* Task
Copy out all the entries exactly.

* Records provided
•••••

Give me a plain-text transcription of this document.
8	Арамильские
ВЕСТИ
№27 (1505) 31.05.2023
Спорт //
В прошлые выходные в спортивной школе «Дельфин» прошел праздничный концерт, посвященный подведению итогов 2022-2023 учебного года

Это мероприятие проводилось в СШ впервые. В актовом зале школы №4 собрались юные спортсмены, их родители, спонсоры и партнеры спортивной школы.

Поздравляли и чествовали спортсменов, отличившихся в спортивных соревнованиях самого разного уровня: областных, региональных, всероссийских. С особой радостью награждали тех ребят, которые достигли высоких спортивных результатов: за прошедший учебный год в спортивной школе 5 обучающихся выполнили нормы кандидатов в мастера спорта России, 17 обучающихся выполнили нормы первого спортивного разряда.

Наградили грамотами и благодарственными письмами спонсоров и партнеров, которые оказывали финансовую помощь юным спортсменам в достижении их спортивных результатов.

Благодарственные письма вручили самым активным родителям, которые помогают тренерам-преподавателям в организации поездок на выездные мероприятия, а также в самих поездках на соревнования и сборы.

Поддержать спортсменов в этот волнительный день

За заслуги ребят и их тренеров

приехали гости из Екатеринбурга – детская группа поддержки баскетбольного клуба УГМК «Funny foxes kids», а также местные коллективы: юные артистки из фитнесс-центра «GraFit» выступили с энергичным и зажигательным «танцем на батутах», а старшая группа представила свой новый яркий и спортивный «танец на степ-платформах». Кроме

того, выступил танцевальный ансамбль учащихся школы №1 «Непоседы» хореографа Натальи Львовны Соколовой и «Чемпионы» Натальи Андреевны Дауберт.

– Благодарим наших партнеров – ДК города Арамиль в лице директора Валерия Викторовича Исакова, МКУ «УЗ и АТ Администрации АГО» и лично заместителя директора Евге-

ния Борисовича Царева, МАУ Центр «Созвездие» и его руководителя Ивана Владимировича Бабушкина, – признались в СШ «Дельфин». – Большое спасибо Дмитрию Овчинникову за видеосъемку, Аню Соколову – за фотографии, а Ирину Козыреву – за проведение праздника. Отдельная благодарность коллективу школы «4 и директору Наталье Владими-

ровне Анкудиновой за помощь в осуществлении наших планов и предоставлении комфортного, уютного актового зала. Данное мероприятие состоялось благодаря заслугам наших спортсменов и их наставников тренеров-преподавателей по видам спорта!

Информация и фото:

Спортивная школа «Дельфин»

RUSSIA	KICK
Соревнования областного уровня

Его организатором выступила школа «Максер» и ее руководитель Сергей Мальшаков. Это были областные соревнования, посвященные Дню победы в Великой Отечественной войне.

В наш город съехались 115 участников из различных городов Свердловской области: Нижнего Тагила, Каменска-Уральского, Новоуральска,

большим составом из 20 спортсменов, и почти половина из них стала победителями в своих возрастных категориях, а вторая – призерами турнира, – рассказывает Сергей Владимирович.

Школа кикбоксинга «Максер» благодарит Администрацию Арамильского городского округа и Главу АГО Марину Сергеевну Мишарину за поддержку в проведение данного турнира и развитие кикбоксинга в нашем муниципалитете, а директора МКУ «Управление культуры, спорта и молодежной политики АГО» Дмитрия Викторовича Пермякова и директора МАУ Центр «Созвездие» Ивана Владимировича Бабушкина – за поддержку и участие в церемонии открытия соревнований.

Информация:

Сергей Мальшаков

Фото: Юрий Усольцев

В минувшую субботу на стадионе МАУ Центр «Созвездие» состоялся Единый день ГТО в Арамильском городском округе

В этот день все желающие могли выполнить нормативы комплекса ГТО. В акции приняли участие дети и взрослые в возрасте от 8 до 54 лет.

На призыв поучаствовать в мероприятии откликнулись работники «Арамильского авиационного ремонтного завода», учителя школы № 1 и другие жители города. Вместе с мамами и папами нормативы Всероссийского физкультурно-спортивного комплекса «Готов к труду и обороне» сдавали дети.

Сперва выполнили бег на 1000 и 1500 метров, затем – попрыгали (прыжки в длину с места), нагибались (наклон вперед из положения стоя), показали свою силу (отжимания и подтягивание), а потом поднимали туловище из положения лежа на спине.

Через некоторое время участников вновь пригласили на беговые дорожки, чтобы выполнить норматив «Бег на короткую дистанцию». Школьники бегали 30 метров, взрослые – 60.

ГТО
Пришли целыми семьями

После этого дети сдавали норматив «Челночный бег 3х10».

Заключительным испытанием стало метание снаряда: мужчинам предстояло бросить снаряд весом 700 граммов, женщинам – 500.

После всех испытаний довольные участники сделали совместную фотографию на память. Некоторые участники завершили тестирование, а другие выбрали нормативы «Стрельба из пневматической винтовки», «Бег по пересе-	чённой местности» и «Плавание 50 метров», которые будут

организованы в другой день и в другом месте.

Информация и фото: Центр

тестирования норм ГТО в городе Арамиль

•••••

* Finished exercise
Give me a plain-text transcription of this document.
8	Арамильские
ВЕСТИ
№27 (1505) 31.05.2023
Спорт //
В прошлые выходные в спортивной школе «Дельфин» прошел праздничный концерт, посвященный подведению итогов 2022-2023 учебного года

Это мероприятие проводилось в СШ впервые. В актовом зале школы №4 собрались юные спортсмены, их родители, спонсоры и партнеры спортивной школы.

Поздравляли и чествовали спортсменов, отличившихся в спортивных соревнованиях самого разного уровня: областных, региональных, всероссийских. С особой радостью награждали тех ребят, которые достигли высоких спортивных результатов: за прошедший учебный год в спортивной школе 5 обучающихся выполнили нормы кандидатов в мастера спорта России, 17 обучающихся выполнили нормы первого спортивного разряда.

Наградили грамотами и благодарственными письмами спонсоров и партнеров, которые оказывали финансовую помощь юным спортсменам в достижении их спортивных результатов.

Благодарственные письма вручили самым активным родителям, которые помогают тренерам-преподавателям в организации поездок на выездные мероприятия, а также в самих поездках на соревнования и сборы.

Поддержать спортсменов в этот волнительный день

За заслуги ребят и их тренеров

приехали гости из Екатеринбурга – детская группа поддержки баскетбольного клуба УГМК «Funny foxes kids», а также местные коллективы: юные артистки из фитнесс-центра «GraFit» выступили с энергичным и зажигательным «танцем на батутах», а старшая группа представила свой новый яркий и спортивный «танец на степ-платформах». Кроме

того, выступил танцевальный ансамбль учащихся школы №1 «Непоседы» хореографа Натальи Львовны Соколовой и «Чемпионы» Натальи Андреевны Дауберт.

– Благодарим наших партнеров – ДК города Арамиль в лице директора Валерия Викторовича Исакова, МКУ «УЗ и АТ Администрации АГО» и лично заместителя директора Евге-

ния Борисовича Царева, МАУ Центр «Созвездие» и его руководителя Ивана Владимировича Бабушкина, – признались в СШ «Дельфин». – Большое спасибо Дмитрию Овчинникову за видеосъемку, Аню Соколову – за фотографии, а Ирину Козыреву – за проведение праздника. Отдельная благодарность коллективу школы «4 и директору Наталье Владими-

ровне Анкудиновой за помощь в осуществлении наших планов и предоставлении комфортного, уютного актового зала. Данное мероприятие состоялось благодаря заслугам наших спортсменов и их наставников тренеров-преподавателей по видам спорта!

Информация и фото:

Спортивная школа «Дельфин»

RUSSIA	KICK
Соревнования областного уровня

Его организатором выступила школа «Максер» и ее руководитель Сергей Мальшаков. Это были областные соревнования, посвященные Дню победы в Великой Отечественной войне.

В наш город съехались 115 участников из различных городов Свердловской области: Нижнего Тагила, Каменска-Уральского, Новоуральска,

большим составом из 20 спортсменов, и почти половина из них стала победителями в своих возрастных категориях, а вторая – призерами турнира, – рассказывает Сергей Владимирович.

Школа кикбоксинга «Максер» благодарит Администрацию Арамильского городского округа и Главу АГО Марину Сергеевну Мишарину за поддержку в проведение данного турнира и развитие кикбоксинга в нашем муниципалитете, а директора МКУ «Управление культуры, спорта и молодежной политики АГО» Дмитрия Викторовича Пермякова и директора МАУ Центр «Созвездие» Ивана Владимировича Бабушкина – за поддержку и участие в церемонии открытия соревнований.

Информация:

Сергей Мальшаков

Фото: Юрий Усольцев

В минувшую субботу на стадионе МАУ Центр «Созвездие» состоялся Единый день ГТО в Арамильском городском округе

В этот день все желающие могли выполнить нормативы комплекса ГТО. В акции приняли участие дети и взрослые в возрасте от 8 до 54 лет.

На призыв поучаствовать в мероприятии откликнулись работники «Арамильского авиационного ремонтного завода», учителя школы № 1 и другие жители города. Вместе с мамами и папами нормативы Всероссийского физкультурно-спортивного комплекса «Готов к труду и обороне» сдавали дети.

Сперва выполнили бег на 1000 и 1500 метров, затем – попрыгали (прыжки в длину с места), нагибались (наклон вперед из положения стоя), показали свою силу (отжимания и подтягивание), а потом поднимали туловище из положения лежа на спине.

Через некоторое время участников вновь пригласили на беговые дорожки, чтобы выполнить норматив «Бег на короткую дистанцию». Школьники бегали 30 метров, взрослые – 60.

ГТО
Пришли целыми семьями

После этого дети сдавали норматив «Челночный бег 3х10».

Заключительным испытанием стало метание снаряда: мужчинам предстояло бросить снаряд весом 700 граммов, женщинам – 500.

После всех испытаний довольные участники сделали совместную фотографию на память. Некоторые участники завершили тестирование, а другие выбрали нормативы «Стрельба из пневматической винтовки», «Бег по пересе-	чённой местности» и «Плавание 50 метров», которые будут

организованы в другой день и в другом месте.

Информация и фото: Центр

тестирования норм ГТО в городе Арамиль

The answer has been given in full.